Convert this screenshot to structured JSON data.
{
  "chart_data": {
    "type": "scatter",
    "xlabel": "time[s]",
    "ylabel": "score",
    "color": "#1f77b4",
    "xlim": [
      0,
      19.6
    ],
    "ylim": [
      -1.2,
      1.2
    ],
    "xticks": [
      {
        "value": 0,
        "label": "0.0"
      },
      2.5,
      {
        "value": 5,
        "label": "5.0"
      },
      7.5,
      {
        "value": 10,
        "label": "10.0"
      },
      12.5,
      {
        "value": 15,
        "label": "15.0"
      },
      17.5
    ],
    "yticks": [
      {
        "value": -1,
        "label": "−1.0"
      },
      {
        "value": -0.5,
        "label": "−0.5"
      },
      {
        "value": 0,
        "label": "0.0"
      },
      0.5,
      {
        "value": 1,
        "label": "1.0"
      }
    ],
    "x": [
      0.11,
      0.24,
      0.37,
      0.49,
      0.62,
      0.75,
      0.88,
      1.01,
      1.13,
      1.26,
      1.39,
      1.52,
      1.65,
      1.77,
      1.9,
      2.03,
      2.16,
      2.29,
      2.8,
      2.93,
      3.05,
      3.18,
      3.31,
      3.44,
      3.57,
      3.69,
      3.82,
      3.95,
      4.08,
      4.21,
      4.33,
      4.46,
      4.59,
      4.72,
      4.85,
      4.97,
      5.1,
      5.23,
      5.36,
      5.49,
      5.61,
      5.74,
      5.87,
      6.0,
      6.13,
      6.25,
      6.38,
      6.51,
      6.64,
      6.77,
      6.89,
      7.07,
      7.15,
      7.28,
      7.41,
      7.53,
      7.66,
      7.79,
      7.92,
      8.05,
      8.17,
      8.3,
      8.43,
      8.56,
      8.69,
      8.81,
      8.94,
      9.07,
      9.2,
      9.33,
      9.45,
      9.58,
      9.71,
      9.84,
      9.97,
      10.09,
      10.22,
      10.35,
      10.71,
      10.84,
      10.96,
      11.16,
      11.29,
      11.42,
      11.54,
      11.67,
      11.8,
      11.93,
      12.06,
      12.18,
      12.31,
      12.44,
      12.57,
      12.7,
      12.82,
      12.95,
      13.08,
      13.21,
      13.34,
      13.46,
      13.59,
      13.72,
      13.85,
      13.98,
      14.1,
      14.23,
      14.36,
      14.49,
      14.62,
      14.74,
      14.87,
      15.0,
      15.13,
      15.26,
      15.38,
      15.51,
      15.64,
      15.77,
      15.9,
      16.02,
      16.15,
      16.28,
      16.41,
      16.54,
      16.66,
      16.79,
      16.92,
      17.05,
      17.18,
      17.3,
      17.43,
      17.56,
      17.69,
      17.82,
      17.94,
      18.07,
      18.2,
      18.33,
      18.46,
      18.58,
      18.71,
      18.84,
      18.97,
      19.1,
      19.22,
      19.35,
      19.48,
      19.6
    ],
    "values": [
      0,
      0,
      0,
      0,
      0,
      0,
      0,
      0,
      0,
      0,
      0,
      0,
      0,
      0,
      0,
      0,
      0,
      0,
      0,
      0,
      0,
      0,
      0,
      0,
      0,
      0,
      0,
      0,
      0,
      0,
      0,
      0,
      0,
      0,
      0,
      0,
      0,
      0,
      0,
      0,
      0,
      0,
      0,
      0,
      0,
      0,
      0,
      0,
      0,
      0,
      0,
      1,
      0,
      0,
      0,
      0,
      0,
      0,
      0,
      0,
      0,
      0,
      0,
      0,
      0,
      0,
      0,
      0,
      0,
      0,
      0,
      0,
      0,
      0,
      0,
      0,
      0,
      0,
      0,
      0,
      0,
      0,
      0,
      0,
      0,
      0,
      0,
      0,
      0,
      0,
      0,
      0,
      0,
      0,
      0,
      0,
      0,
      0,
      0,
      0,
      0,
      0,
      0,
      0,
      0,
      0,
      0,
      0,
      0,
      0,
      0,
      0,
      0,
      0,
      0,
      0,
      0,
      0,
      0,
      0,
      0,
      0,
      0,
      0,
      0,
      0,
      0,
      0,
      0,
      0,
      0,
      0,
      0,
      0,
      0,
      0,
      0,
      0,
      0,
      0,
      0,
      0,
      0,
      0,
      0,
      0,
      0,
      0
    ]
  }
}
----------
(JOB)
Make an exact copy of the data above.

(FINAL ANSWER)
Convert this screenshot to structured JSON data.
{
  "chart_data": {
    "type": "scatter",
    "xlabel": "time[s]",
    "ylabel": "score",
    "color": "#1f77b4",
    "xlim": [
      0,
      19.6
    ],
    "ylim": [
      -1.2,
      1.2
    ],
    "xticks": [
      {
        "value": 0,
        "label": "0.0"
      },
      2.5,
      {
        "value": 5,
        "label": "5.0"
      },
      7.5,
      {
        "value": 10,
        "label": "10.0"
      },
      12.5,
      {
        "value": 15,
        "label": "15.0"
      },
      17.5
    ],
    "yticks": [
      {
        "value": -1,
        "label": "−1.0"
      },
      {
        "value": -0.5,
        "label": "−0.5"
      },
      {
        "value": 0,
        "label": "0.0"
      },
      0.5,
      {
        "value": 1,
        "label": "1.0"
      }
    ],
    "x": [
      0.11,
      0.24,
      0.37,
      0.49,
      0.62,
      0.75,
      0.88,
      1.01,
      1.13,
      1.26,
      1.39,
      1.52,
      1.65,
      1.77,
      1.9,
      2.03,
      2.16,
      2.29,
      2.8,
      2.93,
      3.05,
      3.18,
      3.31,
      3.44,
      3.57,
      3.69,
      3.82,
      3.95,
      4.08,
      4.21,
      4.33,
      4.46,
      4.59,
      4.72,
      4.85,
      4.97,
      5.1,
      5.23,
      5.36,
      5.49,
      5.61,
      5.74,
      5.87,
      6.0,
      6.13,
      6.25,
      6.38,
      6.51,
      6.64,
      6.77,
      6.89,
      7.07,
      7.15,
      7.28,
      7.41,
      7.53,
      7.66,
      7.79,
      7.92,
      8.05,
      8.17,
      8.3,
      8.43,
      8.56,
      8.69,
      8.81,
      8.94,
      9.07,
      9.2,
      9.33,
      9.45,
      9.58,
      9.71,
      9.84,
      9.97,
      10.09,
      10.22,
      10.35,
      10.71,
      10.84,
      10.96,
      11.16,
      11.29,
      11.42,
      11.54,
      11.67,
      11.8,
      11.93,
      12.06,
      12.18,
      12.31,
      12.44,
      12.57,
      12.7,
      12.82,
      12.95,
      13.08,
      13.21,
      13.34,
      13.46,
      13.59,
      13.72,
      13.85,
      13.98,
      14.1,
      14.23,
      14.36,
      14.49,
      14.62,
      14.74,
      14.87,
      15.0,
      15.13,
      15.26,
      15.38,
      15.51,
      15.64,
      15.77,
      15.9,
      16.02,
      16.15,
      16.28,
      16.41,
      16.54,
      16.66,
      16.79,
      16.92,
      17.05,
      17.18,
      17.3,
      17.43,
      17.56,
      17.69,
      17.82,
      17.94,
      18.07,
      18.2,
      18.33,
      18.46,
      18.58,
      18.71,
      18.84,
      18.97,
      19.1,
      19.22,
      19.35,
      19.48,
      19.6
    ],
    "values": [
      0,
      0,
      0,
      0,
      0,
      0,
      0,
      0,
      0,
      0,
      0,
      0,
      0,
      0,
      0,
      0,
      0,
      0,
      0,
      0,
      0,
      0,
      0,
      0,
      0,
      0,
      0,
      0,
      0,
      0,
      0,
      0,
      0,
      0,
      0,
      0,
      0,
      0,
      0,
      0,
      0,
      0,
      0,
      0,
      0,
      0,
      0,
      0,
      0,
      0,
      0,
      1,
      0,
      0,
      0,
      0,
      0,
      0,
      0,
      0,
      0,
      0,
      0,
      0,
      0,
      0,
      0,
      0,
      0,
      0,
      0,
      0,
      0,
      0,
      0,
      0,
      0,
      0,
      0,
      0,
      0,
      0,
      0,
      0,
      0,
      0,
      0,
      0,
      0,
      0,
      0,
      0,
      0,
      0,
      0,
      0,
      0,
      0,
      0,
      0,
      0,
      0,
      0,
      0,
      0,
      0,
      0,
      0,
      0,
      0,
      0,
      0,
      0,
      0,
      0,
      0,
      0,
      0,
      0,
      0,
      0,
      0,
      0,
      0,
      0,
      0,
      0,
      0,
      0,
      0,
      0,
      0,
      0,
      0,
      0,
      0,
      0,
      0,
      0,
      0,
      0,
      0,
      0,
      0,
      0,
      0,
      0,
      0
    ]
  }
}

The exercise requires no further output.